▶ **PROBLEM REQUIREMENTS**
Find each line containing the string "differential" and return it.

▶ **DATA RECORDS**
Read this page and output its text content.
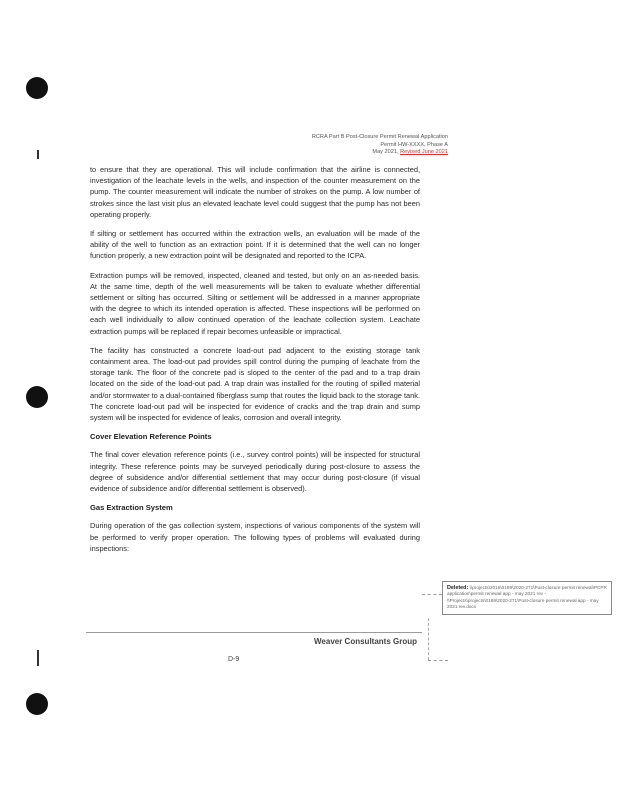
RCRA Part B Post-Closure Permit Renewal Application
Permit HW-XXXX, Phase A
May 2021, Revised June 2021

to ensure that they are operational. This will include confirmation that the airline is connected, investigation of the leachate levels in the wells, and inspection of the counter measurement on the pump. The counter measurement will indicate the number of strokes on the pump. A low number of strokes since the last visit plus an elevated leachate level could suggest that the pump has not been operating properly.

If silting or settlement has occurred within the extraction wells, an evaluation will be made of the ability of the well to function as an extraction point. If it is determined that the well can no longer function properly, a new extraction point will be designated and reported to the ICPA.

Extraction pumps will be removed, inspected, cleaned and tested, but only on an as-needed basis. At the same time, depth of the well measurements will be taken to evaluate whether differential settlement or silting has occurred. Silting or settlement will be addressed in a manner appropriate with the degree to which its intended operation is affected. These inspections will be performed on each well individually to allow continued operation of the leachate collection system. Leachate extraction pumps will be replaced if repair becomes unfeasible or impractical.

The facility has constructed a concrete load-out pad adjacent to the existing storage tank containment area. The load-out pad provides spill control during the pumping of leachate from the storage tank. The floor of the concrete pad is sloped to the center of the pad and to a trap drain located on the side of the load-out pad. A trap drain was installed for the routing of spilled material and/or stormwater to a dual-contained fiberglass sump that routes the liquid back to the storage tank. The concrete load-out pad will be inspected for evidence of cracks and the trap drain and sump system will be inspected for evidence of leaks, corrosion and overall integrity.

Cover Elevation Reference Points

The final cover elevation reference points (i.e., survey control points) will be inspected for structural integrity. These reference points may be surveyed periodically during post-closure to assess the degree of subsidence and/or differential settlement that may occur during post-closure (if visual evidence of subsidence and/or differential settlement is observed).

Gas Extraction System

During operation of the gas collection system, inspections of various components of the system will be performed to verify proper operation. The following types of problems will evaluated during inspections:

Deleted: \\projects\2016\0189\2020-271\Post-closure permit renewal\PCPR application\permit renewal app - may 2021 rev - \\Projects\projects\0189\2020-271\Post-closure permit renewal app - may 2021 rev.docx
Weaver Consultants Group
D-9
...
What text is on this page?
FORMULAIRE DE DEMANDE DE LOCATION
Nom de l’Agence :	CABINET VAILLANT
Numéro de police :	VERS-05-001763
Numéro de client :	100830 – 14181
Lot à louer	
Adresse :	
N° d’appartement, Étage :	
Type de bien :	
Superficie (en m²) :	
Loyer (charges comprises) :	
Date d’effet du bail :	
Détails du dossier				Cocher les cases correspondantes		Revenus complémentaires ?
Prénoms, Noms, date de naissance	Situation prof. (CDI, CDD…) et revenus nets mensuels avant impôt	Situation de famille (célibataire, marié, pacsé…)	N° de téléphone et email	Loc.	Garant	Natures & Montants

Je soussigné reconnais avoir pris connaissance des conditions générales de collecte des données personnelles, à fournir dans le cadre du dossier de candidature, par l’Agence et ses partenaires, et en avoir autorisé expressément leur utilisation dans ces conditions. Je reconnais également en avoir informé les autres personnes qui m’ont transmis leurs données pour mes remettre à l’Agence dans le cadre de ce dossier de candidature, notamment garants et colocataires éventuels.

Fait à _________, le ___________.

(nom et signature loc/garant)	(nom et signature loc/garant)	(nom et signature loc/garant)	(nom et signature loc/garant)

▶ **OUTPUT FOR THIS TASK**
Extraction pumps will be removed, inspected, cleaned and tested, but only on an as-needed basis. At the same time, depth of the well measurements will be taken to evaluate whether differential settlement or silting has occurred. Silting or settlement will be addressed in a manner appropriate with the degree to which its intended operation is affected. These inspections will be performed on each well individually to allow continued operation of the leachate collection system. Leachate extraction pumps will be replaced if repair becomes unfeasible or impractical.
The final cover elevation reference points (i.e., survey control points) will be inspected for structural integrity. These reference points may be surveyed periodically during post-closure to assess the degree of subsidence and/or differential settlement that may occur during post-closure (if visual evidence of subsidence and/or differential settlement is observed).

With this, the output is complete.